++++ KUTIPAN TEKS

Langkah pertama yang mereka ambil adalah membedakan diri mereka dari kekuasaan yang ada. Mereka menarik garis batas dengan tegas terhadap penguasaan dan mengadopsi sikap kritis terhadap kekuasaan demi kepentingan rakyat.
Di tengah lingkungan kampus, ada mahasiswa dan organisasi mahasiswa yang bangga menjadi penghubung antara pihak kampus dan mahasiswa lainnya. Mereka cenderung menerima kebijakan kampus tanpa banyak perlawanan, bahkan jika kebijakan tersebut tidak menguntungkan bagi mahasiswa.
Mahasiswa yang digambarkan sebagai 'young hero', pada saat negara sedang dalam masa-masa sulit justru sangat eksklusif, tidak memiliki sikap ideologis, sangat kompromis, pragmatis dan oportunis.
Sebagian besar mahasiswa sekarang telah melupakan tugas dan tujuan mereka sebagai mahasiswa. Mereka cenderung menjadi pemuda yang egois, manja, tanpa rasa krisis (sense of crisis) dan tanpa rasa memiliki (sense of belonging) terhadap berbagai persoalan dan kondisi sosial.
Berteriak lantang dalam berbagai demonstrasi mengatasnamakan rakyat tetapi dalam proses perjuangannya sama sekali tidak terintegrasi secara langsung bersama-sama di tengah rakyat, tidak mengerti psikologis rakyat, bahkan mencium aroma keringat rakyatnya pun tidak.
Mereka menunjukkan sikap antipati terhadap rakyat miskin, dengan merasa lebih terdidik dan memiliki status yang lebih tinggi dibandingkan dengan mereka yang tidak berpendidikan. Mereka cenderung merasa eksklusif, memandang rendah dan tidak berempati terhadap mereka.
Selain itu, mereka hanya memanfaatkan kemiskinan yang dialami oleh rakyat sebagai alat untuk memenuhi tuntutan kepentingan pribadi, kelompok, atau bahkan individu mereka sendiri. Mereka tidak benar-benar berkomitmen untuk mengatasi masalah kemiskinan, melainkan hanya menggunakan situasi tersebut sebagai alat manipulasi.

++++++++
++++ DATA YANG DIBERIKAN

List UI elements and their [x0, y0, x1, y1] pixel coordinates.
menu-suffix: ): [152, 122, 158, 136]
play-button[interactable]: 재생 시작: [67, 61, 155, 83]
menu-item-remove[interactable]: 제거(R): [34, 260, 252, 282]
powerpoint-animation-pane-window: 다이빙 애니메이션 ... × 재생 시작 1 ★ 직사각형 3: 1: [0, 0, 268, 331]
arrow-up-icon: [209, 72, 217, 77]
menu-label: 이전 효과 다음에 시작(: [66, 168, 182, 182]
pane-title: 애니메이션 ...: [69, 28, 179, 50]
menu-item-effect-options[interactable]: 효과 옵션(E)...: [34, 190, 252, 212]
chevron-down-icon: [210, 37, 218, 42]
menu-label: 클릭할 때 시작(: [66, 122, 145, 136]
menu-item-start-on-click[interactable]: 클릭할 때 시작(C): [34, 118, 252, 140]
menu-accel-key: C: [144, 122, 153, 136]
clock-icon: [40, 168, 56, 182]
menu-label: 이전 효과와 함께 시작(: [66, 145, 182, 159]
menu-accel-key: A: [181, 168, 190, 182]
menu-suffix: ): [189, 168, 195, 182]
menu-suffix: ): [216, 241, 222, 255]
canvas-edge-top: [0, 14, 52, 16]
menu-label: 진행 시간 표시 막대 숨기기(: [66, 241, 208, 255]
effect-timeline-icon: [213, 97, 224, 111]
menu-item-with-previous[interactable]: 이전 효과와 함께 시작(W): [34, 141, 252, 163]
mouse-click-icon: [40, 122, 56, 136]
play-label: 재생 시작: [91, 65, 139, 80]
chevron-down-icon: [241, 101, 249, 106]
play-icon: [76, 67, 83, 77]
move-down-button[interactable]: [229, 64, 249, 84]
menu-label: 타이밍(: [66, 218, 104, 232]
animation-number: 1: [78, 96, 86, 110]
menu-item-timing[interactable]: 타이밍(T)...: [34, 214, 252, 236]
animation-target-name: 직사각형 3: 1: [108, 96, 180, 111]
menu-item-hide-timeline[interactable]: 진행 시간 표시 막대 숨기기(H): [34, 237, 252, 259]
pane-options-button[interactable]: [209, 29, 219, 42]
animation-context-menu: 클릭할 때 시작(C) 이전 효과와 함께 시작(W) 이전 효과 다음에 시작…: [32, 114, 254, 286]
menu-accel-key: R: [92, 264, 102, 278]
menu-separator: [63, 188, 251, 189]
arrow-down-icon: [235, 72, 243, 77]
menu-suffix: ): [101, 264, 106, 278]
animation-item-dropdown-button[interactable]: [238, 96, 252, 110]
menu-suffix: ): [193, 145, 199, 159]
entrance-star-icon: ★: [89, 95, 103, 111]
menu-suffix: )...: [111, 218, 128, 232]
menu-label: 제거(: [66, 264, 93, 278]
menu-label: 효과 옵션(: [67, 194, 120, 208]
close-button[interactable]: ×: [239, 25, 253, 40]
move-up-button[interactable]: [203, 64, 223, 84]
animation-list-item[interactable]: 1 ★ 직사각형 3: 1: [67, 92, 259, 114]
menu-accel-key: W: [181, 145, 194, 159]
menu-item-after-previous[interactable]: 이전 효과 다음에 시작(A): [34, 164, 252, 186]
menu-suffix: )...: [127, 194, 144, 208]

++++++++

__TUGAS LATIHAN__:
a – Bagaimana bunyi kalimat "Sebagian besar mahasiswa sekarang telah melupakan tugas dan tujuan mereka sebagai mahasiswa." dari kutipan tentang sikap mahasiswa jika diterjemahkan ke dalam bahasa Inggris?
b – Sifat apa saja yang dilekatkan kutipan tentang sikap mahasiswa pada mahasiswa yang digambarkan sebagai 'young hero'? Sebutkan semuanya.
c – Teruskan kutipan tentang sikap mahasiswa mulai setelah kalimat terakhirnya.

__JAWABAN TUGAS__:
a – Most students today have forgotten their duties and goals as students.

b –
- sangat eksklusif
- tidak memiliki sikap ideologis
- sangat kompromis
- pragmatis
- oportunis

c –
Pelemahan Epistemik Mahasiswa
Melihat situasi seperti ini, kekuasaan memilih untuk acuh tak acuh, karena kekuasaan menyadari bahwa musuh terbesar mereka adalah mahasiswa sebagai kaum muda yang berpendidikan. Oleh karena itu, rezim pendidikan secara sistematis berusaha melemahkan mahasiswa dan kaum muda.
Salah satu contoh konkret dari upaya pelemahan tersebut adalah melalui sistem pendidikan. Misalnya, dalam ujian, kita sering dihadapkan pada metode jawaban pilihan ganda yang telah disediakan atau metode pencocokan yang bersifat dogmatis.
Jikalaupun terdapat pertanyaan berbentuk essay, kebenaran jawabannya berada pada otoritas guru/dosen, bukan pada argumentasi siswa/mahasiswa itu sendiri, sedangkan daya kritis pemuda lahir melalui proses persilangan argumentasi dan analisis dialektis.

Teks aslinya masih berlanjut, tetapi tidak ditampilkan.